» **Goal of the exercise**
Filter the records for lines holding the string "latérale".

--

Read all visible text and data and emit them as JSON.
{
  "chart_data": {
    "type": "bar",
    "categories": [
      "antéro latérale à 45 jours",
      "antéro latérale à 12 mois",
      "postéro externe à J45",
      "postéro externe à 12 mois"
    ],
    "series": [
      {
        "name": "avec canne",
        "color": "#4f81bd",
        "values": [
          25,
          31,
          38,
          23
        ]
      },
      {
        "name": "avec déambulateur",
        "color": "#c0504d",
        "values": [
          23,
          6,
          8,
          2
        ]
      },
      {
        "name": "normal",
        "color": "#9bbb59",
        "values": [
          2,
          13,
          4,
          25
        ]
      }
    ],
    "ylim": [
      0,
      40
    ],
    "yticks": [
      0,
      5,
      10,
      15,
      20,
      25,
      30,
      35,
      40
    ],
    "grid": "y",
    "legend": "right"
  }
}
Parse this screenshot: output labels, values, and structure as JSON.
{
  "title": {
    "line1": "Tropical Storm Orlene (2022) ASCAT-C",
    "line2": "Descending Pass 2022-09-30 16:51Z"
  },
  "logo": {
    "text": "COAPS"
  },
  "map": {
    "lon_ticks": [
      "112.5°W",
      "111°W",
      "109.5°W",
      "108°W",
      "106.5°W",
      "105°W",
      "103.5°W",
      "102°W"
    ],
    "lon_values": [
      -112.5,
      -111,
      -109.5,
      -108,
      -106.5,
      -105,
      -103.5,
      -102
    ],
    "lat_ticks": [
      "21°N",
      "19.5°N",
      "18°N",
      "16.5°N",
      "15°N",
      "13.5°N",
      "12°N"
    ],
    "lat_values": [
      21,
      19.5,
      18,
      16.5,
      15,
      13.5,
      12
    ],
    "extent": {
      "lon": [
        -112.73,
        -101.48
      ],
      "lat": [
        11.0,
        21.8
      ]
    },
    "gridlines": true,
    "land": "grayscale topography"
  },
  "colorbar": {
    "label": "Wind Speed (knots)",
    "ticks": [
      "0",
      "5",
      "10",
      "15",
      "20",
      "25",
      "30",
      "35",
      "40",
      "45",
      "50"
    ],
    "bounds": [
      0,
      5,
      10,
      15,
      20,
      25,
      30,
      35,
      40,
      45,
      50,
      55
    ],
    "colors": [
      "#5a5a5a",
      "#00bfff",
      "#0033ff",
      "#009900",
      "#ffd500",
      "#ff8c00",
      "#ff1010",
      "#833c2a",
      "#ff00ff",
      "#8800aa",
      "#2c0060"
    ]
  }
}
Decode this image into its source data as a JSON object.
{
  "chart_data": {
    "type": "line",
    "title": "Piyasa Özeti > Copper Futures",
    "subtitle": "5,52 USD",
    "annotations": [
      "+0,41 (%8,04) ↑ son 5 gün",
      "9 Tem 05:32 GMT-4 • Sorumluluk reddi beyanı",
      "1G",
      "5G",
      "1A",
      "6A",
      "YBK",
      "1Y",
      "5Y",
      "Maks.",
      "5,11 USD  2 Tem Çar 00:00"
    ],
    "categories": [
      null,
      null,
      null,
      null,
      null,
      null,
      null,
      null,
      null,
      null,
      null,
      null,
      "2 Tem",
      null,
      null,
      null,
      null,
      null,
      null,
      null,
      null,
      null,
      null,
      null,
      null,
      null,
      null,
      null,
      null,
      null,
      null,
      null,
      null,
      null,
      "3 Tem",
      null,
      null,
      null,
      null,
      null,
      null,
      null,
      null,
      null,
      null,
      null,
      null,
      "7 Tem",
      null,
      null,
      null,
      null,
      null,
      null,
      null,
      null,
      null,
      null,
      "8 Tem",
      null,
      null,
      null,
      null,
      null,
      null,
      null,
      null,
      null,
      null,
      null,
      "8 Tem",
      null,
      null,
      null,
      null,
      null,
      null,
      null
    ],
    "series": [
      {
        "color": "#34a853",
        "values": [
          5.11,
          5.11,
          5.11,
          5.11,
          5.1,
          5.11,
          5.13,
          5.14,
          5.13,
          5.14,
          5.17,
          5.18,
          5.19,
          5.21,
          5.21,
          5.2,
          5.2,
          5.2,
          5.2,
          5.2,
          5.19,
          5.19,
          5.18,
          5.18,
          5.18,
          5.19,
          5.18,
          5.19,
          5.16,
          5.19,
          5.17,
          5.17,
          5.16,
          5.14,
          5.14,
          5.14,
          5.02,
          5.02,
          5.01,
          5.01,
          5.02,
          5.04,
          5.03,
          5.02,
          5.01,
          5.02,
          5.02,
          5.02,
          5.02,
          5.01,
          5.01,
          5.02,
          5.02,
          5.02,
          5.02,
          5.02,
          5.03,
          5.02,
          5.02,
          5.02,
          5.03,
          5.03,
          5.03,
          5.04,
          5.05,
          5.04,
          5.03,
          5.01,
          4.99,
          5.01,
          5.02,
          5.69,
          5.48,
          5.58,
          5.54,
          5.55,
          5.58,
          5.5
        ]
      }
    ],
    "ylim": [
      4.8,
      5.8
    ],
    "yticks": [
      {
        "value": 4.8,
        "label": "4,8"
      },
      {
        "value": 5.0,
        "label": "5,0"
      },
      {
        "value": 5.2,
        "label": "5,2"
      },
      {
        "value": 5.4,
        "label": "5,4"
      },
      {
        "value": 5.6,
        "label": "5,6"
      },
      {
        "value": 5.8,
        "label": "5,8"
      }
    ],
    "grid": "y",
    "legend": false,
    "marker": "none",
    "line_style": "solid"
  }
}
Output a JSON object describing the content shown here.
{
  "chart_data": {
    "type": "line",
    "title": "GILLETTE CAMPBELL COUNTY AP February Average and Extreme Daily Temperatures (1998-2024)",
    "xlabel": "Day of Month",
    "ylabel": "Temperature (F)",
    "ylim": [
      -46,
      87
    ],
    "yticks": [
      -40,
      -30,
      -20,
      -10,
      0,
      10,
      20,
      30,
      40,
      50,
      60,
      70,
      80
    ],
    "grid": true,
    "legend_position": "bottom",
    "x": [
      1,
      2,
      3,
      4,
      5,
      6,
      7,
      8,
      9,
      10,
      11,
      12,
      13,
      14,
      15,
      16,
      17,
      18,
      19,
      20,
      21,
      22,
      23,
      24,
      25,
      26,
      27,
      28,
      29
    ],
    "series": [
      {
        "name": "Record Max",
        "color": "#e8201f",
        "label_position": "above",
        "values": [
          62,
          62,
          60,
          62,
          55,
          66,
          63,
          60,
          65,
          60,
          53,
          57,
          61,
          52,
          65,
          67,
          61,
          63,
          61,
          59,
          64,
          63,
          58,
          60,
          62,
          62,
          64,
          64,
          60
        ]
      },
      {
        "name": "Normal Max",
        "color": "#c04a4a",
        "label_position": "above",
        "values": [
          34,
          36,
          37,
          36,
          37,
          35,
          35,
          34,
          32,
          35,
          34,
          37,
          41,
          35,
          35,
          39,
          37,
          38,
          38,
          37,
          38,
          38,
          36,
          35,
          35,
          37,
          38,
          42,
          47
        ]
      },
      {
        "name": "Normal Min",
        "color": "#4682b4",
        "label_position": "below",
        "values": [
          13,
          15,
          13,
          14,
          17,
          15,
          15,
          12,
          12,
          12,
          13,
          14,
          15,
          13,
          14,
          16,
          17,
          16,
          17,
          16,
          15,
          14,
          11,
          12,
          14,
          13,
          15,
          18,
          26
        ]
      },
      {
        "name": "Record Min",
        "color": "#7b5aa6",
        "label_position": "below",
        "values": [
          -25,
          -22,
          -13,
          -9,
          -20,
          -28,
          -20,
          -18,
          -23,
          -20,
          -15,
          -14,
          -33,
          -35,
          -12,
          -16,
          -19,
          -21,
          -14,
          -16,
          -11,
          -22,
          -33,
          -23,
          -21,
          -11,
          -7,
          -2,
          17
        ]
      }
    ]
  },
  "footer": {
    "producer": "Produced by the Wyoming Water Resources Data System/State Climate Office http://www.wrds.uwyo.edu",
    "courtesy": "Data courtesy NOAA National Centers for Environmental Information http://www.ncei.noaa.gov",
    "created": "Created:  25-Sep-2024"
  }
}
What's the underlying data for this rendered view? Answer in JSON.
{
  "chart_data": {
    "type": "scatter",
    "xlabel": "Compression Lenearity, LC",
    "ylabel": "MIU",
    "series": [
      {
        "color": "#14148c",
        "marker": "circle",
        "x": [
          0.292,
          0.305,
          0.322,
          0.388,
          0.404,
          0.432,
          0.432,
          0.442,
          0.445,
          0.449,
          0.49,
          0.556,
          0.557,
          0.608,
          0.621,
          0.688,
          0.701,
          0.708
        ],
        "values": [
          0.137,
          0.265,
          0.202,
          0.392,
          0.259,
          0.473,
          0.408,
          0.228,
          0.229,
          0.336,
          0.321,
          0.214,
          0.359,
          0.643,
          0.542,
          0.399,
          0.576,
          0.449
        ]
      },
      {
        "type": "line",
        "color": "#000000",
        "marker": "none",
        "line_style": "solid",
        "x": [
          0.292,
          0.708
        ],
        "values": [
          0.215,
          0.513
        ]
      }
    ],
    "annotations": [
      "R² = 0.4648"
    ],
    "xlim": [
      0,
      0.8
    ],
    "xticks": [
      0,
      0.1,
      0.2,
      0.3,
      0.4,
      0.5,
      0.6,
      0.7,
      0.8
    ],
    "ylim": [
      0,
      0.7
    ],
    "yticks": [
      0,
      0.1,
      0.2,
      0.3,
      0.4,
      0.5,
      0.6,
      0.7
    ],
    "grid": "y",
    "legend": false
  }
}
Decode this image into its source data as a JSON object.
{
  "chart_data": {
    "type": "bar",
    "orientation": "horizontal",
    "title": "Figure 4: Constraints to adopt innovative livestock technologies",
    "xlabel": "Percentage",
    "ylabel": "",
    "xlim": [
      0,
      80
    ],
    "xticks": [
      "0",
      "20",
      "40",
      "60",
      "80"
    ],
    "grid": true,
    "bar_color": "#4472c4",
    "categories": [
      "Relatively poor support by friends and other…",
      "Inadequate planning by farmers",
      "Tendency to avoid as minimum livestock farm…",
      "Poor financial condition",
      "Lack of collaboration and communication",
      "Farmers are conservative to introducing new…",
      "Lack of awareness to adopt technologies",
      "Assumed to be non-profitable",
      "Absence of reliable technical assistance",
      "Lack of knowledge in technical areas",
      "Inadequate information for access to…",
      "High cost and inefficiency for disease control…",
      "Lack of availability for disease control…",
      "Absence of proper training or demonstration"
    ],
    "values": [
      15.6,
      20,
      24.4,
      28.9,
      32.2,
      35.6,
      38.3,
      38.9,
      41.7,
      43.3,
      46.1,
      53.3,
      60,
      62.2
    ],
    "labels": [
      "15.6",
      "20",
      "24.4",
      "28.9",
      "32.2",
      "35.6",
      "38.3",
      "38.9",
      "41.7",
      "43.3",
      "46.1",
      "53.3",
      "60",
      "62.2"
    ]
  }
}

--

» **Result for this exercise**
      "antéro latérale à 45 jours",
      "antéro latérale à 12 mois",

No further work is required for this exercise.